-- start Data supplied --

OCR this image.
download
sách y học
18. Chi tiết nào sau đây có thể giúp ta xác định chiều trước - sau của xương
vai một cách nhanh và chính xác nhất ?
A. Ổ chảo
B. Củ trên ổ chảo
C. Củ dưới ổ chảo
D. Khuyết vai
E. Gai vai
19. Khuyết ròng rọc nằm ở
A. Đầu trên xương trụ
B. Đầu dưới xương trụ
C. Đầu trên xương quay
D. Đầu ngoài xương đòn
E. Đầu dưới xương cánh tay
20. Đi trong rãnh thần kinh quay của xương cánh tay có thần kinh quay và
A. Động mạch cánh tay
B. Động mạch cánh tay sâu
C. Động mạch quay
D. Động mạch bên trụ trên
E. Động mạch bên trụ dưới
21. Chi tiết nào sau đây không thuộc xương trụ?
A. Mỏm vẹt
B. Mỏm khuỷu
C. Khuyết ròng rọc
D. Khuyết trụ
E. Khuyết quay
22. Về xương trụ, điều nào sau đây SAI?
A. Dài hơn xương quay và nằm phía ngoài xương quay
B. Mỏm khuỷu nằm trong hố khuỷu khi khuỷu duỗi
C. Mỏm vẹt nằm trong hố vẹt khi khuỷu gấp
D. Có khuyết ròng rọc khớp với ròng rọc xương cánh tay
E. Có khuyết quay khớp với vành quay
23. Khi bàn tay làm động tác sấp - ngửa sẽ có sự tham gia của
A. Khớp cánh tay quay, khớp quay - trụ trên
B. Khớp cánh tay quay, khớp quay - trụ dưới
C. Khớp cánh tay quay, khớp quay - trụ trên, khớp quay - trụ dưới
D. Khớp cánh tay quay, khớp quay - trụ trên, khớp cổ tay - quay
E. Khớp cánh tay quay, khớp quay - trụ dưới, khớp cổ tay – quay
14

-- end Data supplied --
-- start Data supplied --

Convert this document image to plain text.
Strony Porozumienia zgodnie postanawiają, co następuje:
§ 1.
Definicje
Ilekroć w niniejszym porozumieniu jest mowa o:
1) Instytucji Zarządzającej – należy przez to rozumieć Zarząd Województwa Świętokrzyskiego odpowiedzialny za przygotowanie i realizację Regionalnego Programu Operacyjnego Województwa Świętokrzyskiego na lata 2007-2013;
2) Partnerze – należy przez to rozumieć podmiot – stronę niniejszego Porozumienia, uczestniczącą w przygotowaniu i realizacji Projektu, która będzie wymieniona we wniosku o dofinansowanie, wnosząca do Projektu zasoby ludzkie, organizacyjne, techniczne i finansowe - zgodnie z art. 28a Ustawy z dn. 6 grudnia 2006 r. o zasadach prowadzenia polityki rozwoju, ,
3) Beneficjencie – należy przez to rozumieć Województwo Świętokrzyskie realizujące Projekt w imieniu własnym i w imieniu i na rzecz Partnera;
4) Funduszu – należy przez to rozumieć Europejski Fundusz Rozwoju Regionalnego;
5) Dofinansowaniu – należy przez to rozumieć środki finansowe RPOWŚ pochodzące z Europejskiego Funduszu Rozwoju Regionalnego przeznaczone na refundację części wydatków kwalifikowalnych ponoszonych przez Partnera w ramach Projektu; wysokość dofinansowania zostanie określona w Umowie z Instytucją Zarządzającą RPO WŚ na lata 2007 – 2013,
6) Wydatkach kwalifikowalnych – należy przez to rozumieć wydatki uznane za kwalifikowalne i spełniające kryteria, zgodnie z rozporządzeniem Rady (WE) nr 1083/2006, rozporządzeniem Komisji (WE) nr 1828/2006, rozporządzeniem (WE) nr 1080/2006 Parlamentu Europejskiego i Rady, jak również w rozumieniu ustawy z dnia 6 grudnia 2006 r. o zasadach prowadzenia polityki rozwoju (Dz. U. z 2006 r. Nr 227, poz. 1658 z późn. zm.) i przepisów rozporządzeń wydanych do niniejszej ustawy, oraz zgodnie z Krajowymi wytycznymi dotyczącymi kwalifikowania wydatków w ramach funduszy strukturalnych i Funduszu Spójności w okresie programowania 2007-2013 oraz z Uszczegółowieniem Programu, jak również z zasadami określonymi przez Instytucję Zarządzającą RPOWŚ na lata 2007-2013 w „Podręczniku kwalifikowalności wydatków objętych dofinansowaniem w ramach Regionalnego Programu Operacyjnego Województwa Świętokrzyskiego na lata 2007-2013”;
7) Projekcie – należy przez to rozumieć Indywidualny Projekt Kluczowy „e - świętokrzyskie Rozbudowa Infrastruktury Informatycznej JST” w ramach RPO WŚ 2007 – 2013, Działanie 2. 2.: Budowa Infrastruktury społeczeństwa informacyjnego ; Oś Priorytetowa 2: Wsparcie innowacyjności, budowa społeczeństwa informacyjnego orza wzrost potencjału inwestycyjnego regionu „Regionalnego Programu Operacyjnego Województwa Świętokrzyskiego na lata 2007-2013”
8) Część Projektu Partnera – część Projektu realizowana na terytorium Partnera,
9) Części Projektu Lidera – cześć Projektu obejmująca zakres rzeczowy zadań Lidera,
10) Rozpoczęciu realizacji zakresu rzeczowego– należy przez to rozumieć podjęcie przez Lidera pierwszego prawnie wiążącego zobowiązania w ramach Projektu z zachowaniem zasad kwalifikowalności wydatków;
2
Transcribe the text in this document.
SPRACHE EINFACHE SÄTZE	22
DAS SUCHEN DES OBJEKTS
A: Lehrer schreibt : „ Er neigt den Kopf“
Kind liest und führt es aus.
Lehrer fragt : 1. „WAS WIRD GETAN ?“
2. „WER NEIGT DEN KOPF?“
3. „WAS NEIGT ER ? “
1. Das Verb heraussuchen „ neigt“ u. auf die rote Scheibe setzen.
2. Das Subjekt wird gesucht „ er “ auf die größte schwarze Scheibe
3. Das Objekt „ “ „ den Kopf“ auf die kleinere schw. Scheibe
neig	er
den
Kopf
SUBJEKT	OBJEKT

-- end Data supplied --

### Stated goal
Tally how many lines of the data include the word "ngoài". Write the number and nothing else.

### Full output
2